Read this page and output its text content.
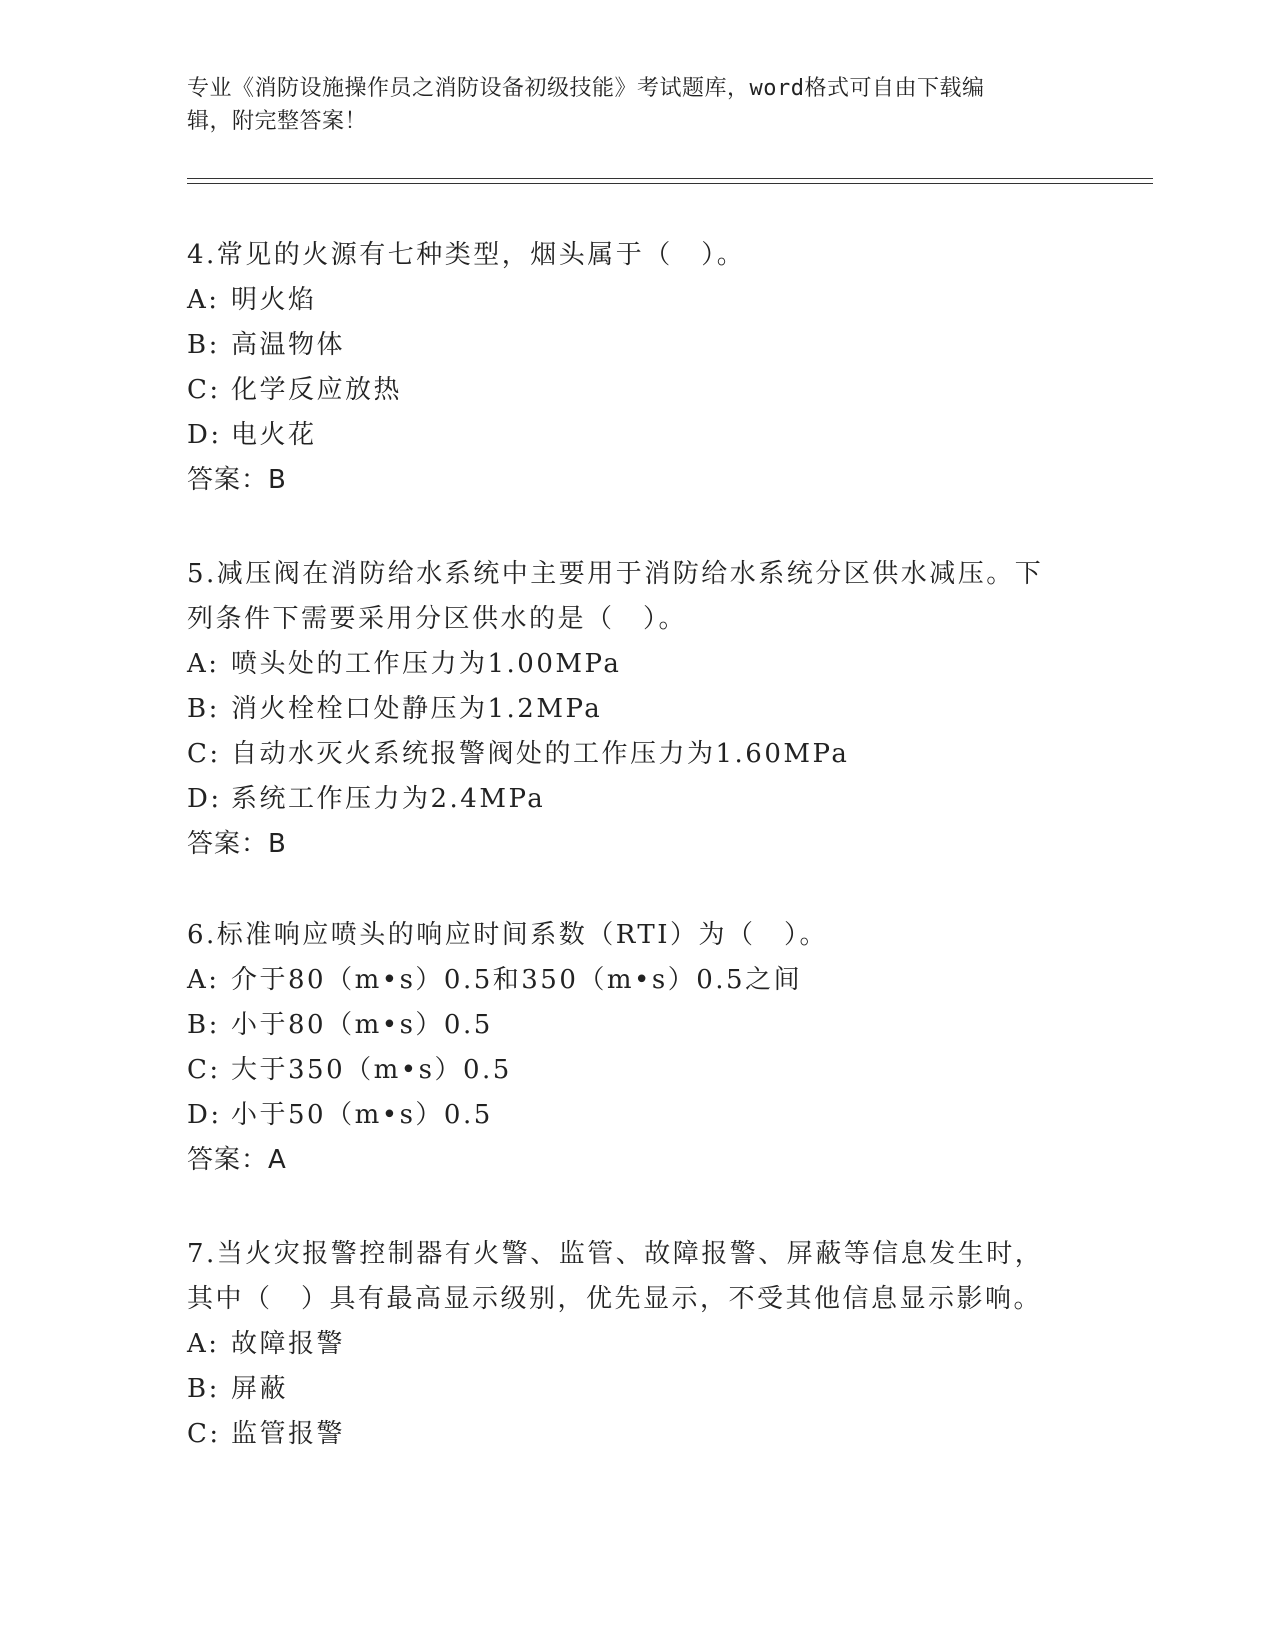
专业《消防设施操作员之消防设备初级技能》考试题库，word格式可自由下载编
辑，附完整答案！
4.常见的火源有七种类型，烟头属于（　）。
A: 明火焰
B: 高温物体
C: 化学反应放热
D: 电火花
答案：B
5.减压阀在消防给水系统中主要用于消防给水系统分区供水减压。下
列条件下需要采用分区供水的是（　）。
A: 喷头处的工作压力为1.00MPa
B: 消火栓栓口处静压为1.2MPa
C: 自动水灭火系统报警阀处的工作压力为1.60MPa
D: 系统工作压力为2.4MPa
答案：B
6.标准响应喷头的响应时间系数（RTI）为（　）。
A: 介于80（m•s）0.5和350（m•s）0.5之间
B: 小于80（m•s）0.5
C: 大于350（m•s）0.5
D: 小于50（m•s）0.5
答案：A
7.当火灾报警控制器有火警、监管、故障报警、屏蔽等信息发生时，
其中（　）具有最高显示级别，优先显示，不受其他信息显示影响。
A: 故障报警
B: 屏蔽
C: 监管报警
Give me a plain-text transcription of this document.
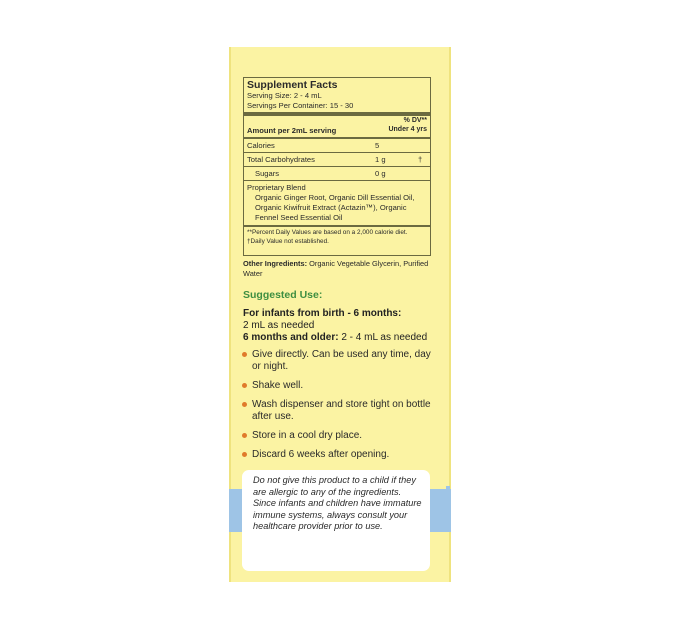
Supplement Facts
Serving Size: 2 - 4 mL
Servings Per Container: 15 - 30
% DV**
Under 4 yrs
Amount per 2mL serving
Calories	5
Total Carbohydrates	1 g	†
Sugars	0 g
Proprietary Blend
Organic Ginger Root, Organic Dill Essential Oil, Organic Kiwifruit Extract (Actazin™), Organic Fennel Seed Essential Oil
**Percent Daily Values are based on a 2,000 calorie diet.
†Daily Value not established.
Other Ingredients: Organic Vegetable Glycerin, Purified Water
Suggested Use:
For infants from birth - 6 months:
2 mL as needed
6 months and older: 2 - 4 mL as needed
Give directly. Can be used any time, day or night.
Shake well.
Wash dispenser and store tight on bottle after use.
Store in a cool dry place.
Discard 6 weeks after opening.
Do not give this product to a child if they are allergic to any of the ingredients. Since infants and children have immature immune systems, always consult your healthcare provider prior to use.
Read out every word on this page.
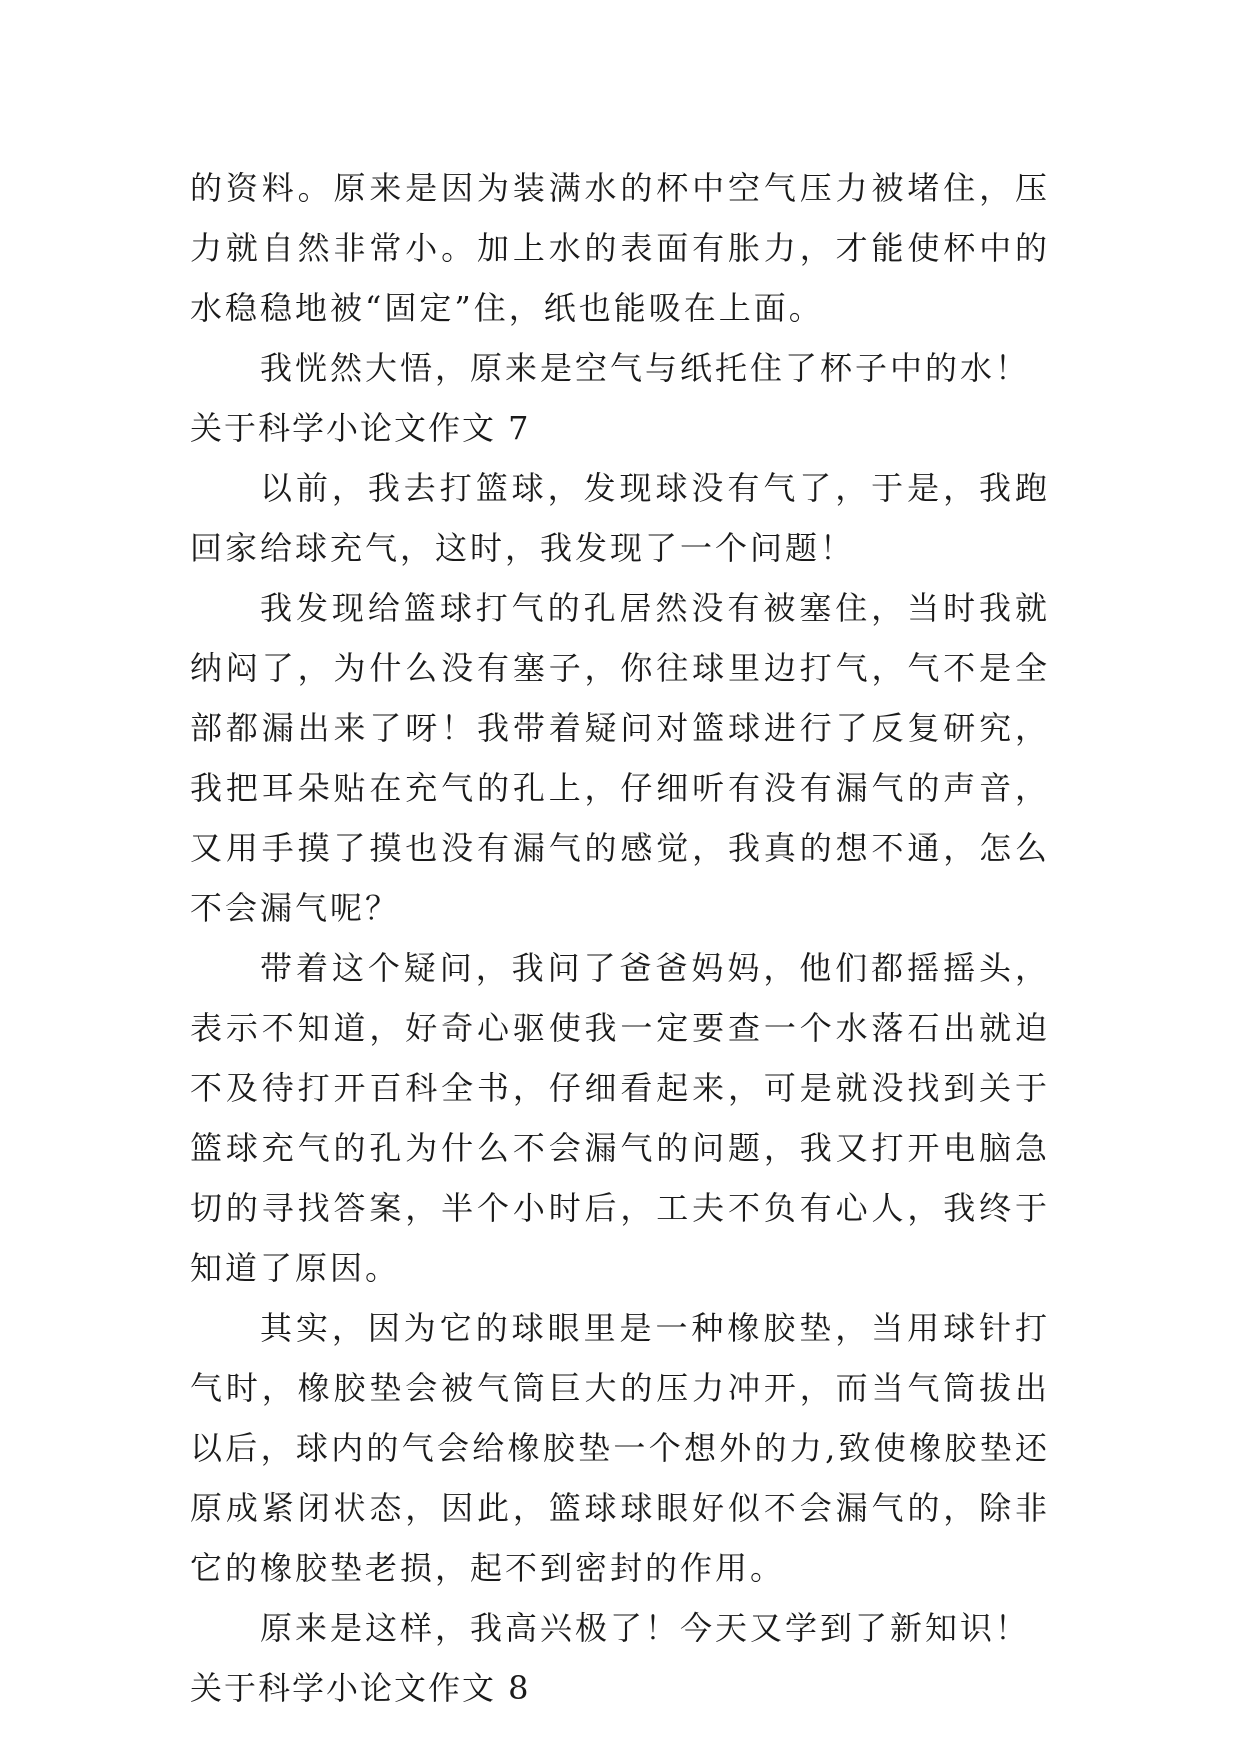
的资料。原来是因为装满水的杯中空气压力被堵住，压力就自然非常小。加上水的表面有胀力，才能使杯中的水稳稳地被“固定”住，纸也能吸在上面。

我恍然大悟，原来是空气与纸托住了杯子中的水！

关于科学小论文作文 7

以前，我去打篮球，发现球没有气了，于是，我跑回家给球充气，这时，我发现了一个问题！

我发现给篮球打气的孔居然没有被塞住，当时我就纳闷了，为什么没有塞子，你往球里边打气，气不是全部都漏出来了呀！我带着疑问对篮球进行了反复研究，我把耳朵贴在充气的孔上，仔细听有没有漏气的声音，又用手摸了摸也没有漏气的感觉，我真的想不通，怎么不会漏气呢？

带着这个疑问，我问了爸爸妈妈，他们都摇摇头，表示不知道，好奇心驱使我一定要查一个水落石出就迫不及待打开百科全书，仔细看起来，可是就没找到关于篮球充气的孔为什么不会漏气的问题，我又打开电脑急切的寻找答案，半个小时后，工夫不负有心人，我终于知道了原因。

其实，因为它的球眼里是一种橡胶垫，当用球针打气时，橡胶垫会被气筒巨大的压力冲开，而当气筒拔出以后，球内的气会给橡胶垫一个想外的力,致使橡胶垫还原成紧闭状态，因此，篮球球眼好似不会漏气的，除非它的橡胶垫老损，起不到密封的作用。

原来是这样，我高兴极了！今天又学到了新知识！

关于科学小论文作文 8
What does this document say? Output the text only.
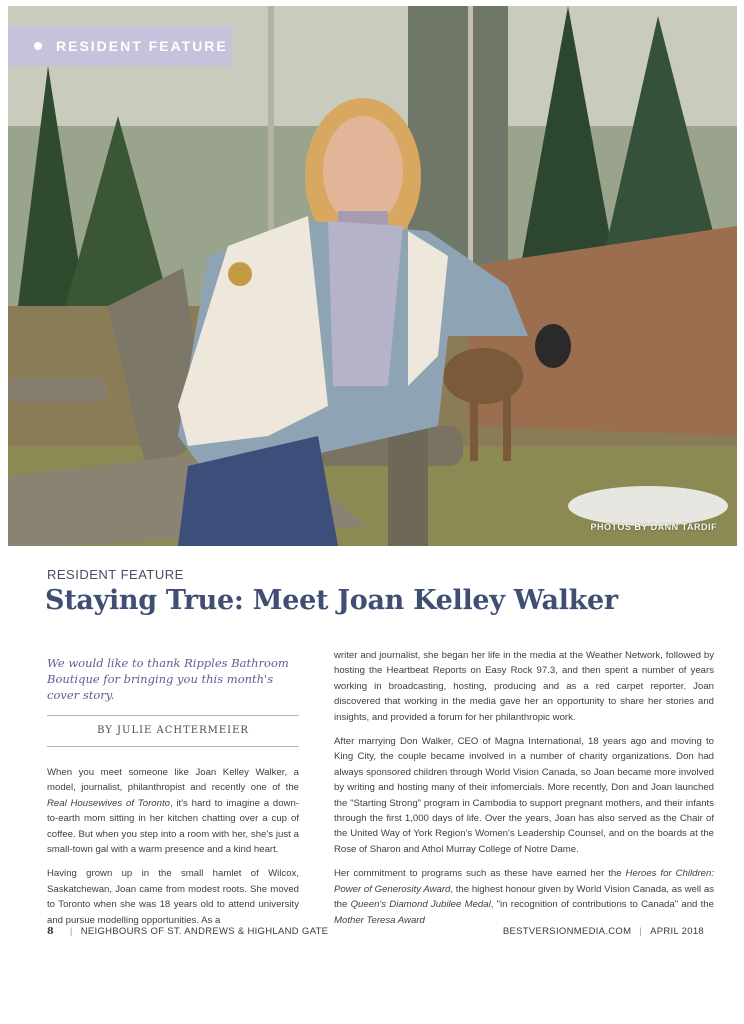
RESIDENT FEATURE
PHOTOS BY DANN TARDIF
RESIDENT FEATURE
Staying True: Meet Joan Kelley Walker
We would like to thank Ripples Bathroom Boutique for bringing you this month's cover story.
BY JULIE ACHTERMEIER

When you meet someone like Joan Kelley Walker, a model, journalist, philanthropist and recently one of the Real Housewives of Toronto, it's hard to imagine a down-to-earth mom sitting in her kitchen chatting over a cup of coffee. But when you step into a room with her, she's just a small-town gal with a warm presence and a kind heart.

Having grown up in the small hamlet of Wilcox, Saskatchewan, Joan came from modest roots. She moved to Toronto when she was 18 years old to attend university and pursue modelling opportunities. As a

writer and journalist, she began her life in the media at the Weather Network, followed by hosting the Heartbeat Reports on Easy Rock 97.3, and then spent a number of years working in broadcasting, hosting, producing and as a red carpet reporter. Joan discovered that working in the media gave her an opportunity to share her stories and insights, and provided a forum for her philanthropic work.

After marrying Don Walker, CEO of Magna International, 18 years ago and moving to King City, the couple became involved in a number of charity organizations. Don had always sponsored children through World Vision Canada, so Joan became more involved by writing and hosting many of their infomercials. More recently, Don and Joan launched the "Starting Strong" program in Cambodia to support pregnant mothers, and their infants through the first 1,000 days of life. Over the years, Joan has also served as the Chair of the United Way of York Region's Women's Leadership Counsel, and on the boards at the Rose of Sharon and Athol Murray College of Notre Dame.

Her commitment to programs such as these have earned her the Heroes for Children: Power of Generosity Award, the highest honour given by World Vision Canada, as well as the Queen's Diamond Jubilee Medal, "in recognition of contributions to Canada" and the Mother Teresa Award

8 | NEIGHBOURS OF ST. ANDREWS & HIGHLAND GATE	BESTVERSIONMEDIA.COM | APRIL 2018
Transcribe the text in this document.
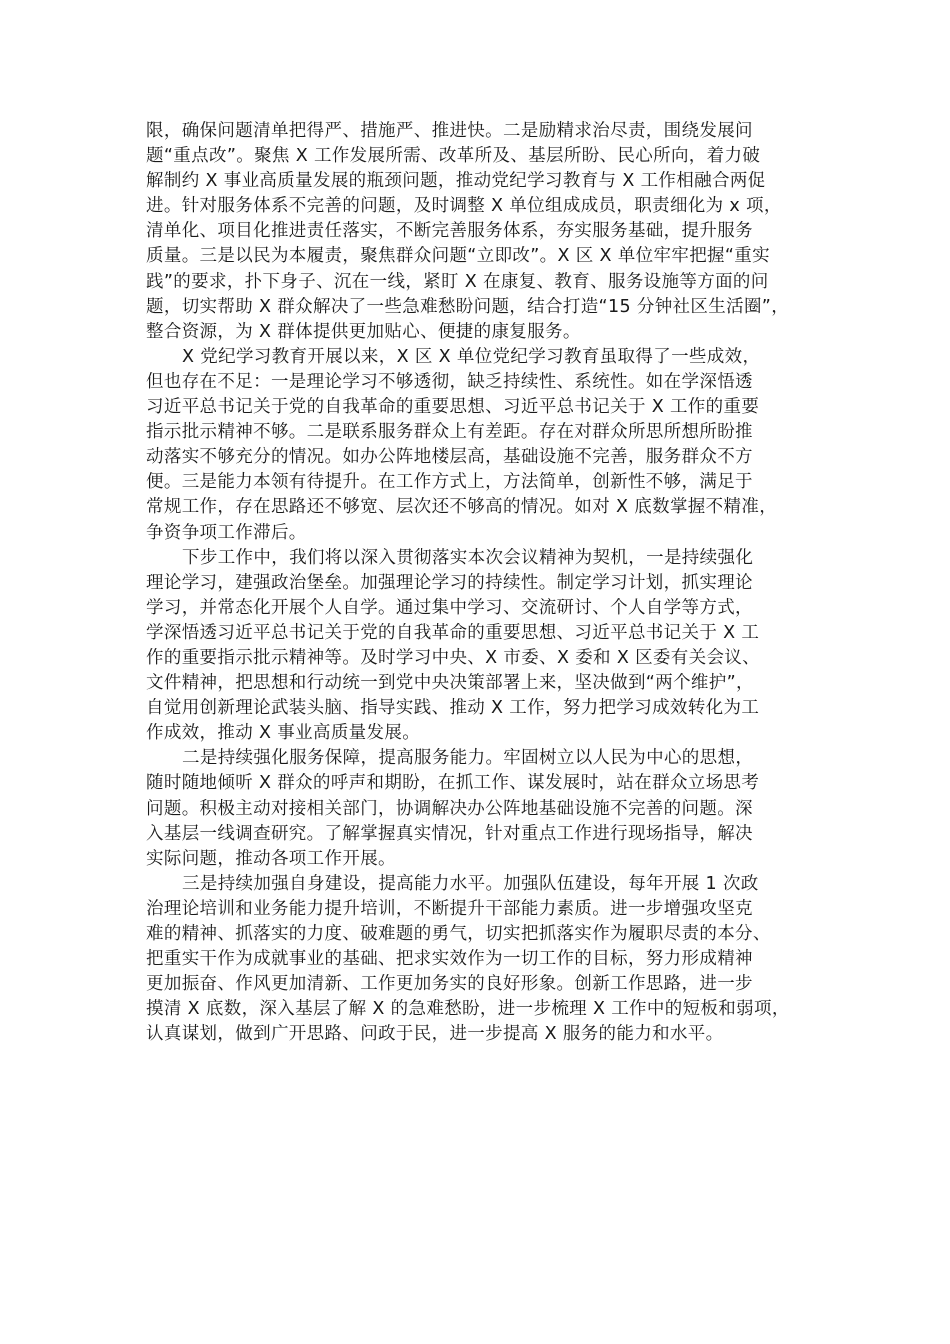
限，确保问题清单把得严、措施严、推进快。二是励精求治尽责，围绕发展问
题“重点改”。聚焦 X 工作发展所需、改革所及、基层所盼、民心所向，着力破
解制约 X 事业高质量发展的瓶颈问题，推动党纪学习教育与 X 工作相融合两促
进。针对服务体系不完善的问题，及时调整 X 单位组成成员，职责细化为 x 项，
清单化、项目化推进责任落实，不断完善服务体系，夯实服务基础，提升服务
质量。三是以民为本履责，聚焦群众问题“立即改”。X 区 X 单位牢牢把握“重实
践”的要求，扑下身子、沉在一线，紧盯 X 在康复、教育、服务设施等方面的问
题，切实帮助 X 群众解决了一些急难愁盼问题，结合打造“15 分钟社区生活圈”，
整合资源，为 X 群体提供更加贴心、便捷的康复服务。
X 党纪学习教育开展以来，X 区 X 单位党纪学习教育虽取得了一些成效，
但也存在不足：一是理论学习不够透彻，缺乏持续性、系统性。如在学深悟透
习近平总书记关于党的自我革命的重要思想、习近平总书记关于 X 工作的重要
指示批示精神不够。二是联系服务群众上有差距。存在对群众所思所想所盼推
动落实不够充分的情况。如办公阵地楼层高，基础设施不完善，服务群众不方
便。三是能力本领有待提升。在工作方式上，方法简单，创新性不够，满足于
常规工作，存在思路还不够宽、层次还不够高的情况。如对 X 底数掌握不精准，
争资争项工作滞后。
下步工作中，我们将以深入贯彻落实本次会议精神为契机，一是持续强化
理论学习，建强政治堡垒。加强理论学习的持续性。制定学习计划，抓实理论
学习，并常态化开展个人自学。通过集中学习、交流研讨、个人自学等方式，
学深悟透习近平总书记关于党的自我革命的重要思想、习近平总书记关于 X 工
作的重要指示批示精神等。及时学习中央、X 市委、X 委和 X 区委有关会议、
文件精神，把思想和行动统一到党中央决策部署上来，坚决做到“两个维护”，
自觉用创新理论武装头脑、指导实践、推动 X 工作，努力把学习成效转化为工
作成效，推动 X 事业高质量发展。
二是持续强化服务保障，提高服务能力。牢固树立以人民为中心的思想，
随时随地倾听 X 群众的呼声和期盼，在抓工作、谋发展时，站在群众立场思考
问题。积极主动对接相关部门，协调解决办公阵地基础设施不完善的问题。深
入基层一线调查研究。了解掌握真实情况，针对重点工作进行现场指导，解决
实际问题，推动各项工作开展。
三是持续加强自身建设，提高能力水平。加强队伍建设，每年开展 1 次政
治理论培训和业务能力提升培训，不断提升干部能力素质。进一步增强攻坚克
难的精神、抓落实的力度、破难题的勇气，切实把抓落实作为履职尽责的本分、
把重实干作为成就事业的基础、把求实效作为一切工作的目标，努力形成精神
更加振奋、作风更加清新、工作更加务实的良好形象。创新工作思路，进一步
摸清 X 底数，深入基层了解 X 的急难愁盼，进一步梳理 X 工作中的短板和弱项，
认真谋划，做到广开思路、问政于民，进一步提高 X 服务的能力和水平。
_____
*Short problem:* Search the records for the word "this" and copy every line where it occurs.

*Answer to the task:*
Read this page and output its text content.
Give me a plain-text transcription of this document.
Do not give this product to a child if they are allergic to any of the ingredients. Since infants and children have immature immune systems, always consult your healthcare provider prior to use.
Read out every word on this page.
What does this document say? Output the text only.
We would like to thank Ripples Bathroom Boutique for bringing you this month's cover story.
Transcribe the text in this document.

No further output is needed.